▶ AIM OF THE EXERCISE: Check every line below for the word "metre" and copy the ones that have it.
--- START OF PROVIDED DATA ---
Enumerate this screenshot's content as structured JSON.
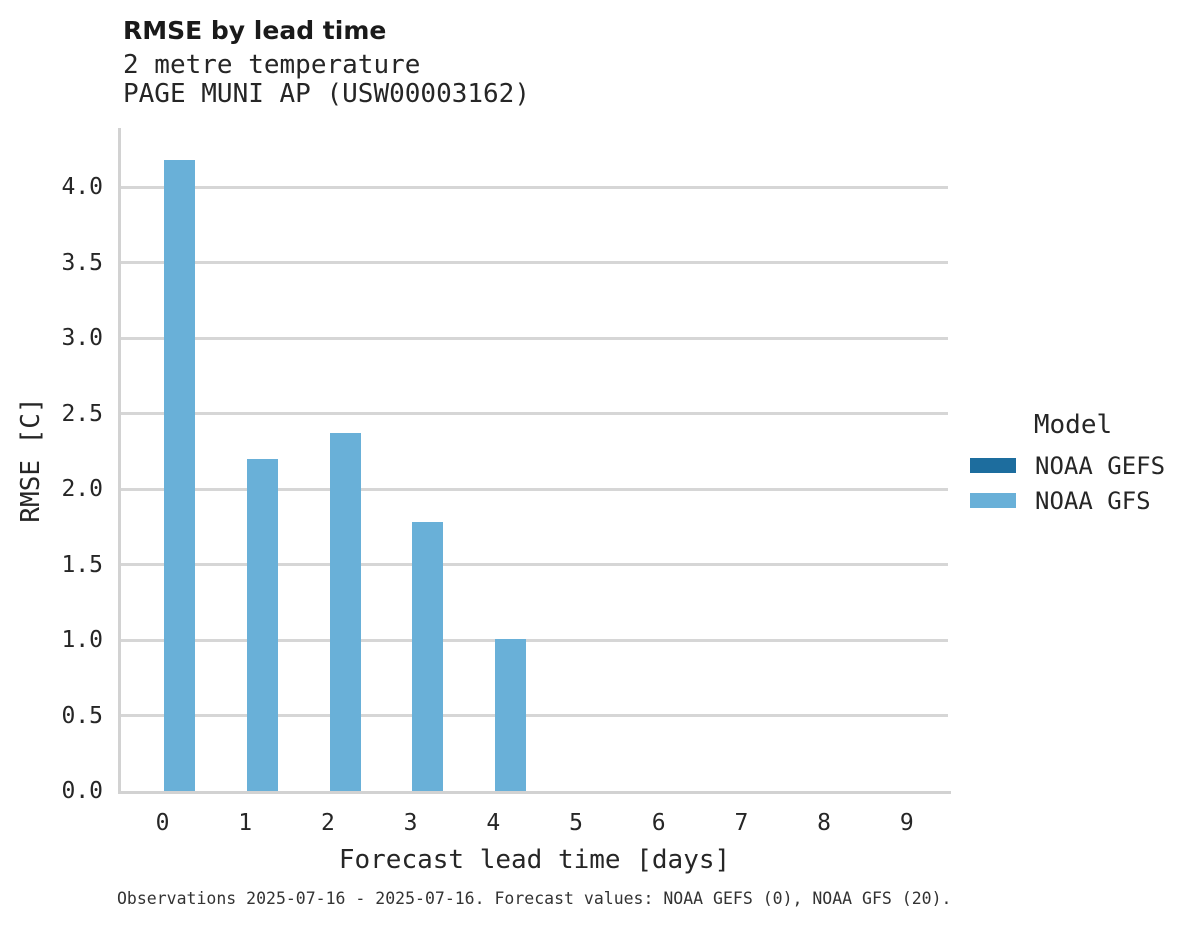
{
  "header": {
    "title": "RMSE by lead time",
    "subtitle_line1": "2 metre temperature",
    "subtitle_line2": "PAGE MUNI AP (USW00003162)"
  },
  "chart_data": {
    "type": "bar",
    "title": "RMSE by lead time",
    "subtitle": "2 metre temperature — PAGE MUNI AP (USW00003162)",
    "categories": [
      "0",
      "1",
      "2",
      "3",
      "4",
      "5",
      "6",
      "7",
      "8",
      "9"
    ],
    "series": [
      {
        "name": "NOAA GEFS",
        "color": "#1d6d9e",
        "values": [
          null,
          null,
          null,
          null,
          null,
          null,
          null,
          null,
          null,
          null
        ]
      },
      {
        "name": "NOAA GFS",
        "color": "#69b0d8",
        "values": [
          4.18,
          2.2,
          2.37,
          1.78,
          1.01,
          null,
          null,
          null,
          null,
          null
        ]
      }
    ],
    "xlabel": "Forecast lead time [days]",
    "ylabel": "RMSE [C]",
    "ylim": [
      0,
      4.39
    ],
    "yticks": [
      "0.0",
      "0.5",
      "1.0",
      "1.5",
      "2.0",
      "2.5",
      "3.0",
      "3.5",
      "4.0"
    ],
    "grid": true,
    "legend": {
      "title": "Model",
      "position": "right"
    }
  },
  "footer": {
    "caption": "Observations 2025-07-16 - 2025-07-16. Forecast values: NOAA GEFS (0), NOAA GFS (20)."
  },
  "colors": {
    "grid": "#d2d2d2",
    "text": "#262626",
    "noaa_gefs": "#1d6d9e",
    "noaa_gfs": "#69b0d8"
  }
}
--- END OF PROVIDED DATA ---
▶ RESPONSE:
    "subtitle_line1": "2 metre temperature",
    "subtitle": "2 metre temperature — PAGE MUNI AP (USW00003162)",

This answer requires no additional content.